■ **Record extracts**
* * *
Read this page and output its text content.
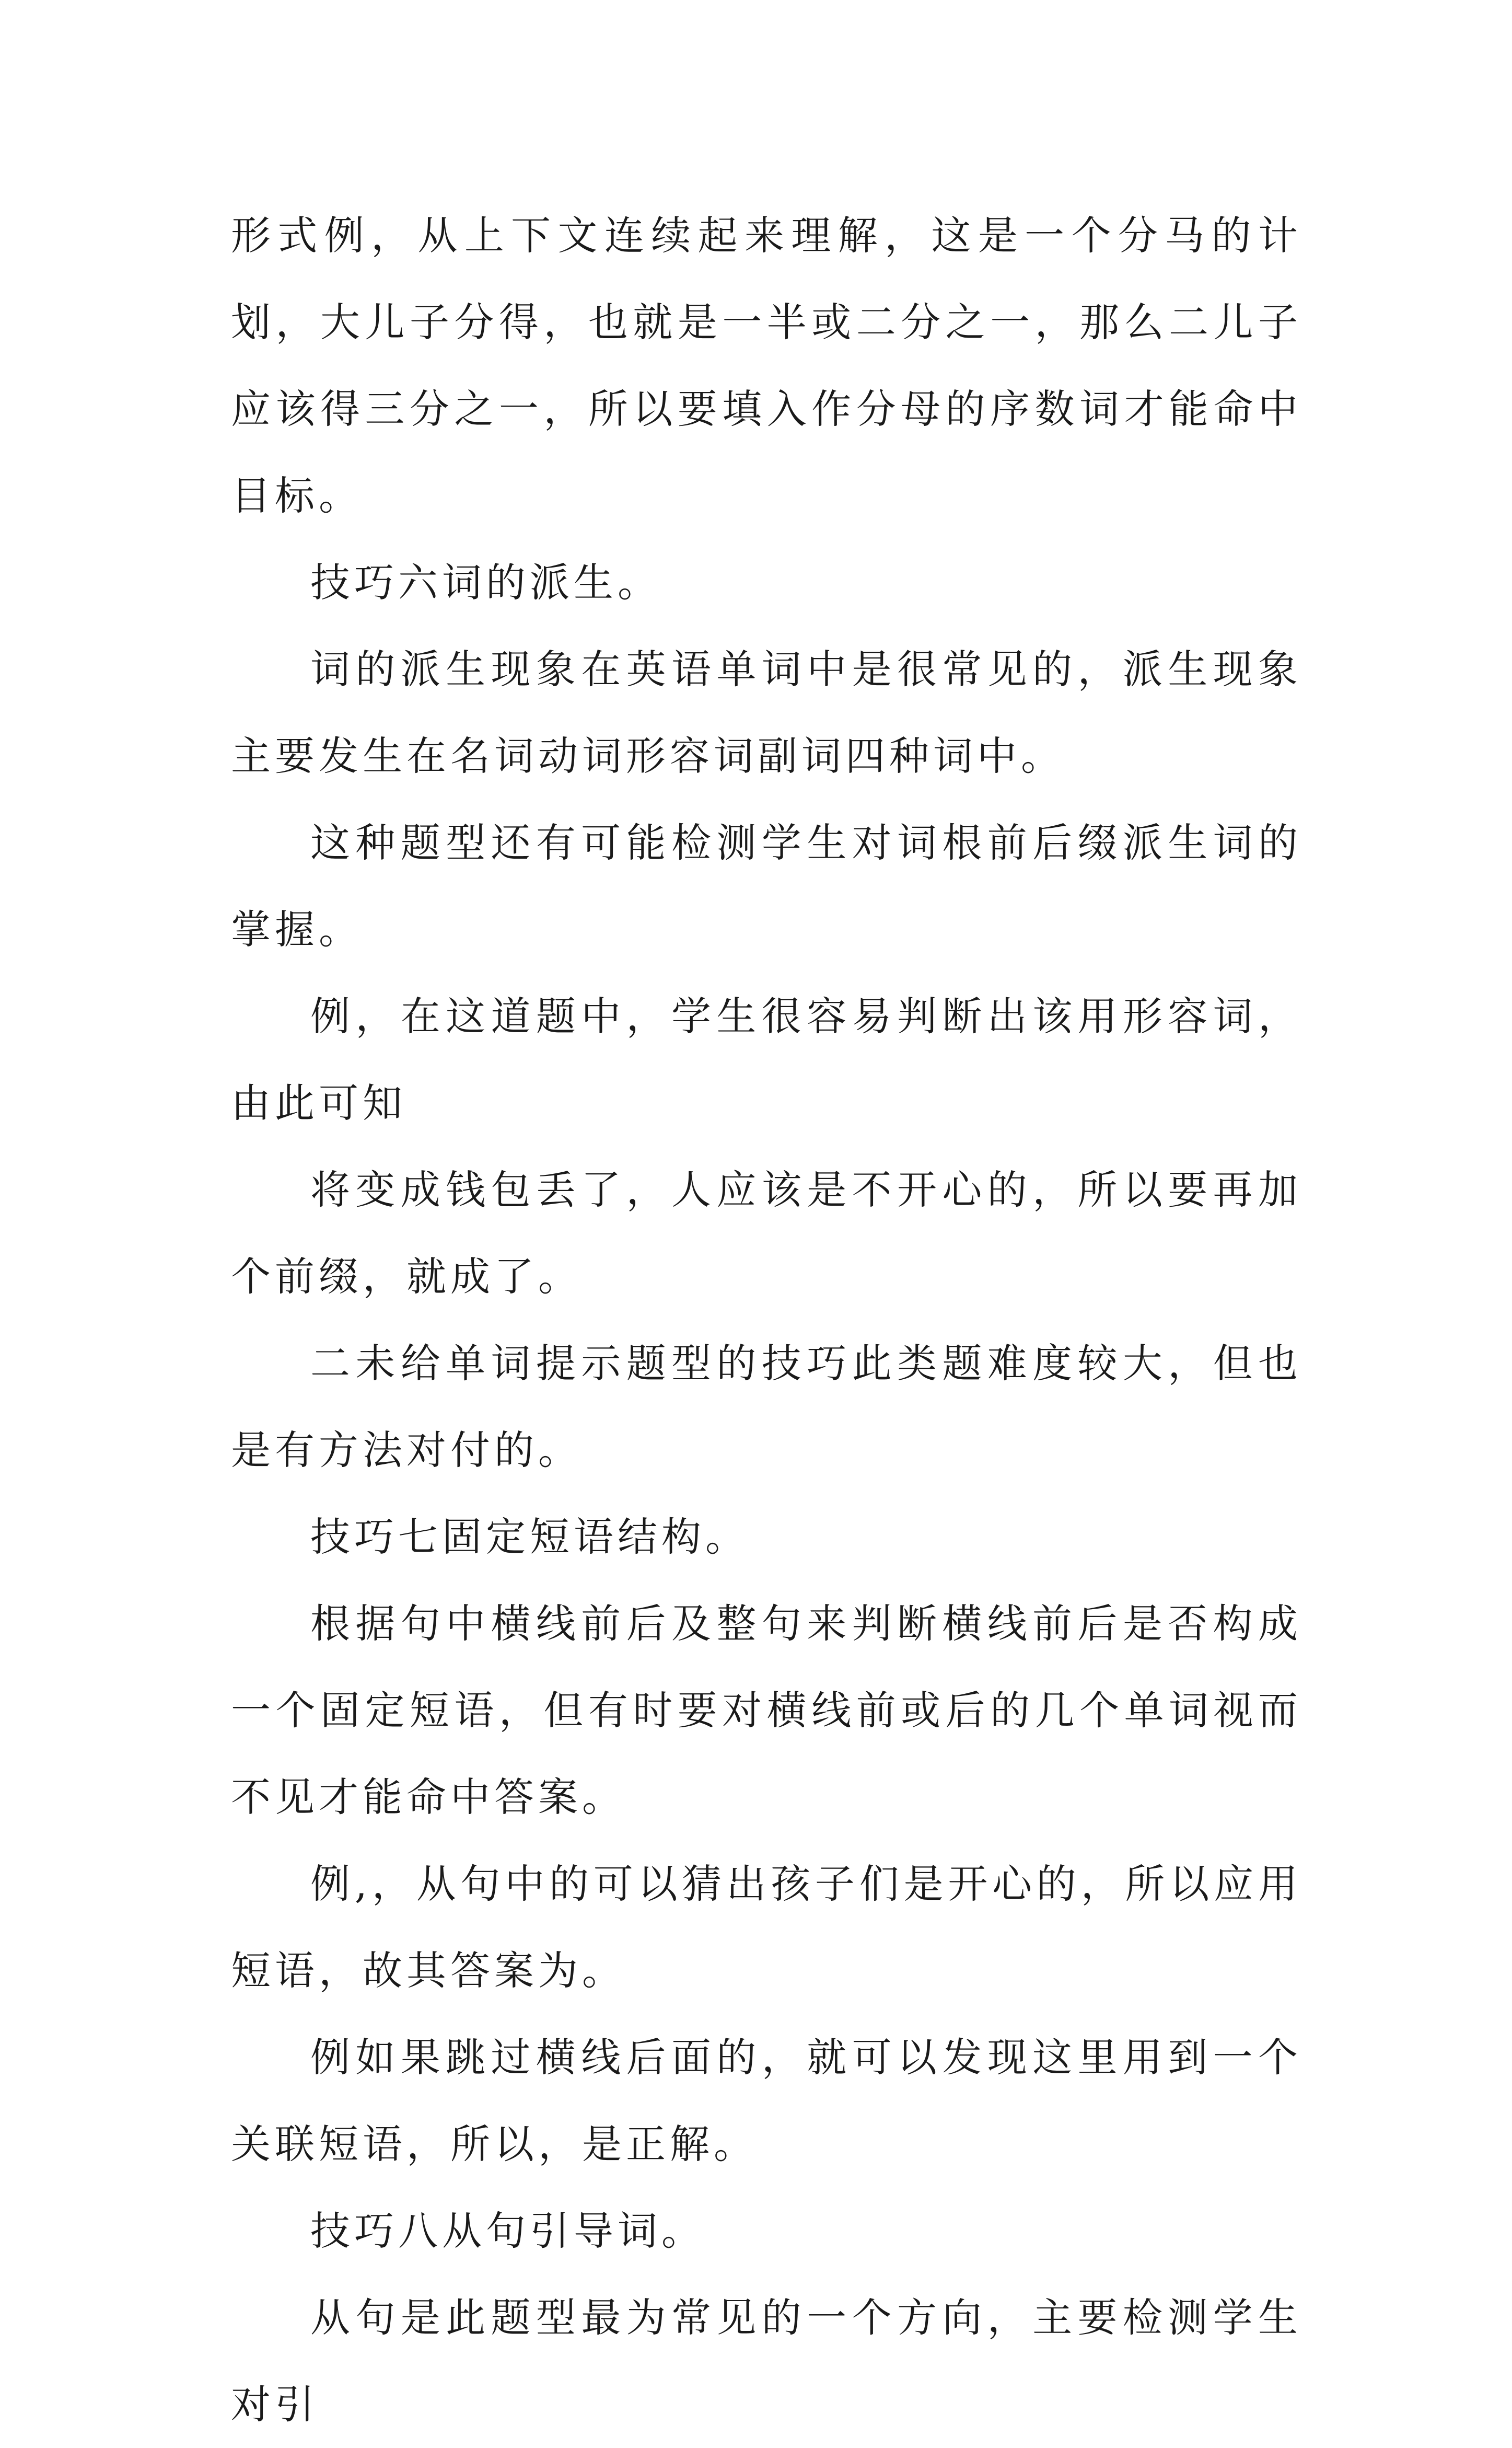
形式例，从上下文连续起来理解，这是一个分马的计划，大儿子分得，也就是一半或二分之一，那么二儿子应该得三分之一，所以要填入作分母的序数词才能命中目标。

技巧六词的派生。

词的派生现象在英语单词中是很常见的，派生现象主要发生在名词动词形容词副词四种词中。

这种题型还有可能检测学生对词根前后缀派生词的掌握。

例，在这道题中，学生很容易判断出该用形容词，由此可知

将变成钱包丢了，人应该是不开心的，所以要再加个前缀，就成了。

二未给单词提示题型的技巧此类题难度较大，但也是有方法对付的。

技巧七固定短语结构。

根据句中横线前后及整句来判断横线前后是否构成一个固定短语，但有时要对横线前或后的几个单词视而不见才能命中答案。

例,，从句中的可以猜出孩子们是开心的，所以应用短语，故其答案为。

例如果跳过横线后面的，就可以发现这里用到一个关联短语，所以，是正解。

技巧八从句引导词。

从句是此题型最为常见的一个方向，主要检测学生对引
* * *
■ **Written task**
Except for the pictures, give all the material above again verbatim.

■ **Solution to the problem**
Read this page and output its text content.
形式例，从上下文连续起来理解，这是一个分马的计划，大儿子分得，也就是一半或二分之一，那么二儿子应该得三分之一，所以要填入作分母的序数词才能命中目标。

技巧六词的派生。

词的派生现象在英语单词中是很常见的，派生现象主要发生在名词动词形容词副词四种词中。

这种题型还有可能检测学生对词根前后缀派生词的掌握。

例，在这道题中，学生很容易判断出该用形容词，由此可知

将变成钱包丢了，人应该是不开心的，所以要再加个前缀，就成了。

二未给单词提示题型的技巧此类题难度较大，但也是有方法对付的。

技巧七固定短语结构。

根据句中横线前后及整句来判断横线前后是否构成一个固定短语，但有时要对横线前或后的几个单词视而不见才能命中答案。

例,，从句中的可以猜出孩子们是开心的，所以应用短语，故其答案为。

例如果跳过横线后面的，就可以发现这里用到一个关联短语，所以，是正解。

技巧八从句引导词。

从句是此题型最为常见的一个方向，主要检测学生对引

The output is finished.